>>>
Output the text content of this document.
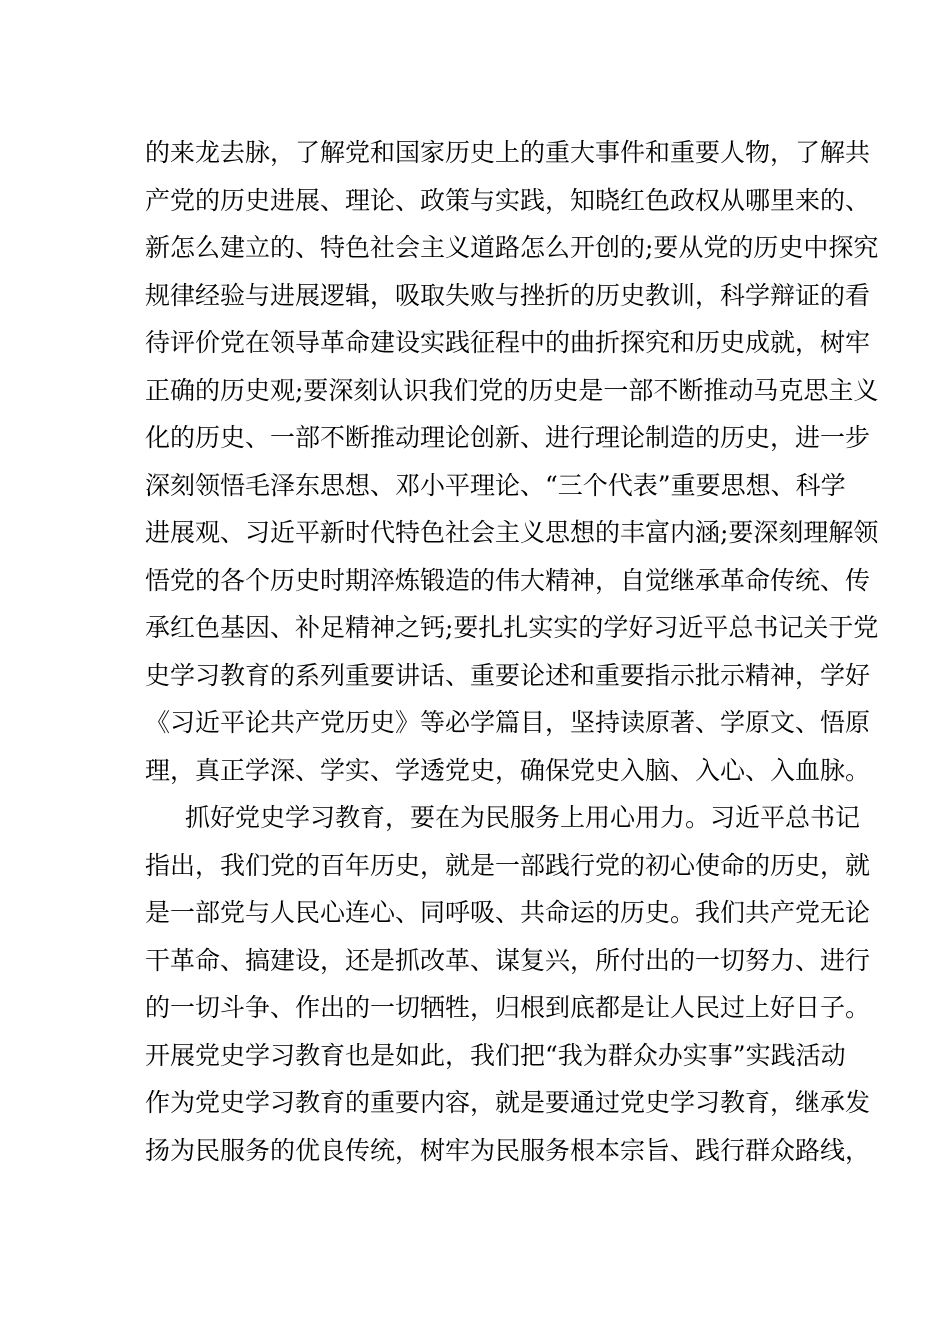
的来龙去脉，了解党和国家历史上的重大事件和重要人物，了解共
产党的历史进展、理论、政策与实践，知晓红色政权从哪里来的、
新怎么建立的、特色社会主义道路怎么开创的;要从党的历史中探究
规律经验与进展逻辑，吸取失败与挫折的历史教训，科学辩证的看
待评价党在领导革命建设实践征程中的曲折探究和历史成就，树牢
正确的历史观;要深刻认识我们党的历史是一部不断推动马克思主义
化的历史、一部不断推动理论创新、进行理论制造的历史，进一步
深刻领悟毛泽东思想、邓小平理论、“三个代表”重要思想、科学
进展观、习近平新时代特色社会主义思想的丰富内涵;要深刻理解领
悟党的各个历史时期淬炼锻造的伟大精神，自觉继承革命传统、传
承红色基因、补足精神之钙;要扎扎实实的学好习近平总书记关于党
史学习教育的系列重要讲话、重要论述和重要指示批示精神，学好
《习近平论共产党历史》等必学篇目，坚持读原著、学原文、悟原
理，真正学深、学实、学透党史，确保党史入脑、入心、入血脉。
抓好党史学习教育，要在为民服务上用心用力。习近平总书记
指出，我们党的百年历史，就是一部践行党的初心使命的历史，就
是一部党与人民心连心、同呼吸、共命运的历史。我们共产党无论
干革命、搞建设，还是抓改革、谋复兴，所付出的一切努力、进行
的一切斗争、作出的一切牺牲，归根到底都是让人民过上好日子。
开展党史学习教育也是如此，我们把“我为群众办实事”实践活动
作为党史学习教育的重要内容，就是要通过党史学习教育，继承发
扬为民服务的优良传统，树牢为民服务根本宗旨、践行群众路线，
<<<
### What is asked
Return the listing above word for word, with the pictures removed.

### Worked answer
Output the text content of this document.
的来龙去脉，了解党和国家历史上的重大事件和重要人物，了解共
产党的历史进展、理论、政策与实践，知晓红色政权从哪里来的、
新怎么建立的、特色社会主义道路怎么开创的;要从党的历史中探究
规律经验与进展逻辑，吸取失败与挫折的历史教训，科学辩证的看
待评价党在领导革命建设实践征程中的曲折探究和历史成就，树牢
正确的历史观;要深刻认识我们党的历史是一部不断推动马克思主义
化的历史、一部不断推动理论创新、进行理论制造的历史，进一步
深刻领悟毛泽东思想、邓小平理论、“三个代表”重要思想、科学
进展观、习近平新时代特色社会主义思想的丰富内涵;要深刻理解领
悟党的各个历史时期淬炼锻造的伟大精神，自觉继承革命传统、传
承红色基因、补足精神之钙;要扎扎实实的学好习近平总书记关于党
史学习教育的系列重要讲话、重要论述和重要指示批示精神，学好
《习近平论共产党历史》等必学篇目，坚持读原著、学原文、悟原
理，真正学深、学实、学透党史，确保党史入脑、入心、入血脉。
抓好党史学习教育，要在为民服务上用心用力。习近平总书记
指出，我们党的百年历史，就是一部践行党的初心使命的历史，就
是一部党与人民心连心、同呼吸、共命运的历史。我们共产党无论
干革命、搞建设，还是抓改革、谋复兴，所付出的一切努力、进行
的一切斗争、作出的一切牺牲，归根到底都是让人民过上好日子。
开展党史学习教育也是如此，我们把“我为群众办实事”实践活动
作为党史学习教育的重要内容，就是要通过党史学习教育，继承发
扬为民服务的优良传统，树牢为民服务根本宗旨、践行群众路线，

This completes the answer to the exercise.